Material provided:
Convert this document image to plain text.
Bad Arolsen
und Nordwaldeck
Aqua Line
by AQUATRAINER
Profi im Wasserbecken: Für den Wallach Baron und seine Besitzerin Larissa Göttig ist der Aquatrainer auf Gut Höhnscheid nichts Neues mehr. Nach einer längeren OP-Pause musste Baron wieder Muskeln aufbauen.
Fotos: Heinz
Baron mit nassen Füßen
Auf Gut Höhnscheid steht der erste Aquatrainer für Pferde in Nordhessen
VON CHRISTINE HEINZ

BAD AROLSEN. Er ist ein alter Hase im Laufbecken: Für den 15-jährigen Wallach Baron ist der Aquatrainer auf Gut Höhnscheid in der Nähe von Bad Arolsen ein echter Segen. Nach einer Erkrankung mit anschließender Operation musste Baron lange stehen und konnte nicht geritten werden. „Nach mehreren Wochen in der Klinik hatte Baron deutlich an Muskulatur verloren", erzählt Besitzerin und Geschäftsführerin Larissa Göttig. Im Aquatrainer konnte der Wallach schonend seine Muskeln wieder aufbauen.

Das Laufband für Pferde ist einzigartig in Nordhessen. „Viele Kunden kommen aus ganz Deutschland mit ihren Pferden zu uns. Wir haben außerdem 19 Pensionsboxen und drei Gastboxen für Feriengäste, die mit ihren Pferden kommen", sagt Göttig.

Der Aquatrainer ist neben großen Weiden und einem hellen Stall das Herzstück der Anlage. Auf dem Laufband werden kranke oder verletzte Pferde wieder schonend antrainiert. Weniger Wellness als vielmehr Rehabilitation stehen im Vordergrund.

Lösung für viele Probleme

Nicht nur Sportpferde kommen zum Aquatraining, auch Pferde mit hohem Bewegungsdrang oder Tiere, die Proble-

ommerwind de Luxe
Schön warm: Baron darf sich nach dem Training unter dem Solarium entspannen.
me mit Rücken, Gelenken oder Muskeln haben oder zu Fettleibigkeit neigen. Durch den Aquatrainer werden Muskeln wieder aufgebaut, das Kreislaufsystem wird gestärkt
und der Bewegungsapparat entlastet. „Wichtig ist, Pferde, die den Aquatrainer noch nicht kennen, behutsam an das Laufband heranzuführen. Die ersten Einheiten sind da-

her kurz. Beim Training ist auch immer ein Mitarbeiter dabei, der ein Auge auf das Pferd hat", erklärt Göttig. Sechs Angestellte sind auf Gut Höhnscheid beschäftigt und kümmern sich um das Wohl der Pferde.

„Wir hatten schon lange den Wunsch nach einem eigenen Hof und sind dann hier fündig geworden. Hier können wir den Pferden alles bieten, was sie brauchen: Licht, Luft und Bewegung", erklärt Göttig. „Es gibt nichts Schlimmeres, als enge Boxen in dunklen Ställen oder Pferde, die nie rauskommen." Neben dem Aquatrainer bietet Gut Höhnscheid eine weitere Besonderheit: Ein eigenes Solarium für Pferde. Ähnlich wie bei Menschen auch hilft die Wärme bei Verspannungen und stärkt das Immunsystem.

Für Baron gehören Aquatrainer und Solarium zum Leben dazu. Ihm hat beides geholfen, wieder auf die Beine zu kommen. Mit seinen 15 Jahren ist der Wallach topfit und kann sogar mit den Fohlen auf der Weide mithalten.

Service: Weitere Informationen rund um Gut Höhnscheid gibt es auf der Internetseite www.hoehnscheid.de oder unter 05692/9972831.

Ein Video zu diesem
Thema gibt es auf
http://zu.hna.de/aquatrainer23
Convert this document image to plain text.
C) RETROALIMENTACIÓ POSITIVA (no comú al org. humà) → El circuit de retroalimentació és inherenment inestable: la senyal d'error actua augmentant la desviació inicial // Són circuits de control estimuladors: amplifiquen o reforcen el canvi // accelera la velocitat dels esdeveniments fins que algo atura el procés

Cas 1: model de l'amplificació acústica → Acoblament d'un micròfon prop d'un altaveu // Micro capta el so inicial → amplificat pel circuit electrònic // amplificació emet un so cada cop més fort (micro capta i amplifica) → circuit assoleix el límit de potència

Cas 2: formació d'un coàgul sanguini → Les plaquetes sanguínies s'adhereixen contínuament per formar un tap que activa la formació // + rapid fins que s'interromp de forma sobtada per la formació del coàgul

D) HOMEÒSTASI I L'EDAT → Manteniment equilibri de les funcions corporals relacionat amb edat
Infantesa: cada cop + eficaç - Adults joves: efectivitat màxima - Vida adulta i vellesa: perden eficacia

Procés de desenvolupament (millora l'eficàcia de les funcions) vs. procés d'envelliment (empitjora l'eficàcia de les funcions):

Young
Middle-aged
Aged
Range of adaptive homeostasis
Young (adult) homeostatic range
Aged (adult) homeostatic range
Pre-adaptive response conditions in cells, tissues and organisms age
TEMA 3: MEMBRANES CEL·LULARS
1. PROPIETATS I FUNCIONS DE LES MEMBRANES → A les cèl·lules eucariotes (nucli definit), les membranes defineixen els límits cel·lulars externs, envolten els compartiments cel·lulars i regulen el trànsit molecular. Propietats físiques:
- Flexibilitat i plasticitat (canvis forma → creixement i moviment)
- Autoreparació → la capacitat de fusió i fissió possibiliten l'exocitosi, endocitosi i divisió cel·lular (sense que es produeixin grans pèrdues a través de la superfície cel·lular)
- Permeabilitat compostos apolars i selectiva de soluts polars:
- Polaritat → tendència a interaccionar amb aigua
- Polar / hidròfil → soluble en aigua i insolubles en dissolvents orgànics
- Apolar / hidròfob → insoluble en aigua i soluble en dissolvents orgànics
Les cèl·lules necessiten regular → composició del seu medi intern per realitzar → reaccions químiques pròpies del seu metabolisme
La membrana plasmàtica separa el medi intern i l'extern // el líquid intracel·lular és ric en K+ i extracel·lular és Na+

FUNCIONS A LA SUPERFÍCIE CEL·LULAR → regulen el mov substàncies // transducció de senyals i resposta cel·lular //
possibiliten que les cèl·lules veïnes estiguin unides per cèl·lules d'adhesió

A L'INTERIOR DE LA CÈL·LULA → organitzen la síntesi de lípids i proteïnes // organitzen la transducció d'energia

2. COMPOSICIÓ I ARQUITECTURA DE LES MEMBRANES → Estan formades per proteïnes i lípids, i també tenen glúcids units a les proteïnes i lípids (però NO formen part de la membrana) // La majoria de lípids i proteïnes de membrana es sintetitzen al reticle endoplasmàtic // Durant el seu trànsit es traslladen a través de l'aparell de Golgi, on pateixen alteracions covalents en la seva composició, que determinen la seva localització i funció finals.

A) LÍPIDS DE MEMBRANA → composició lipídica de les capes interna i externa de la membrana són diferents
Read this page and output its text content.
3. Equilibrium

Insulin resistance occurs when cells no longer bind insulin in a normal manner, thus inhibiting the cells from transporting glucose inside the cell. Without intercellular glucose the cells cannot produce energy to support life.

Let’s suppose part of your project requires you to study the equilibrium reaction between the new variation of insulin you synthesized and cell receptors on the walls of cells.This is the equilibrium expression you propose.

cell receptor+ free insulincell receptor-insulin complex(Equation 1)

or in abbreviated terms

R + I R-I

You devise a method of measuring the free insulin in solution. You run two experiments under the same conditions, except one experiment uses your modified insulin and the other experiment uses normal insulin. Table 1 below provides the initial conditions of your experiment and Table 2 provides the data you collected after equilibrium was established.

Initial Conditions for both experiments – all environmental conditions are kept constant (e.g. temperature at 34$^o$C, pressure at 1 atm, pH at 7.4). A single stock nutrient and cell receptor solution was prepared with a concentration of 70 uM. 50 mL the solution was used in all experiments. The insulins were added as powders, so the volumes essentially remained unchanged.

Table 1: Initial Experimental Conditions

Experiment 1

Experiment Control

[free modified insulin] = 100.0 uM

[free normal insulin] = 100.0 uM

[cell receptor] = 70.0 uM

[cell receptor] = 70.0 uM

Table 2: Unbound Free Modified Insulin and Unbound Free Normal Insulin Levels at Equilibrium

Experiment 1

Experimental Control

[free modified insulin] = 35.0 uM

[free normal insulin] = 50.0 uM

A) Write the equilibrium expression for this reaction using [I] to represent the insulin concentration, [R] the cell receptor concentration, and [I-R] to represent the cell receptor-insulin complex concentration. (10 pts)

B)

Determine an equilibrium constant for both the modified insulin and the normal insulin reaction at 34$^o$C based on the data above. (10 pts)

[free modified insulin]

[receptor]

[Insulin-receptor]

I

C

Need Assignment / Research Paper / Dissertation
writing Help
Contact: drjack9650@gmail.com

What to work on:
Within the entries, how many lines contain the word "adaptive"? Answer with a number alone.

Response area:
2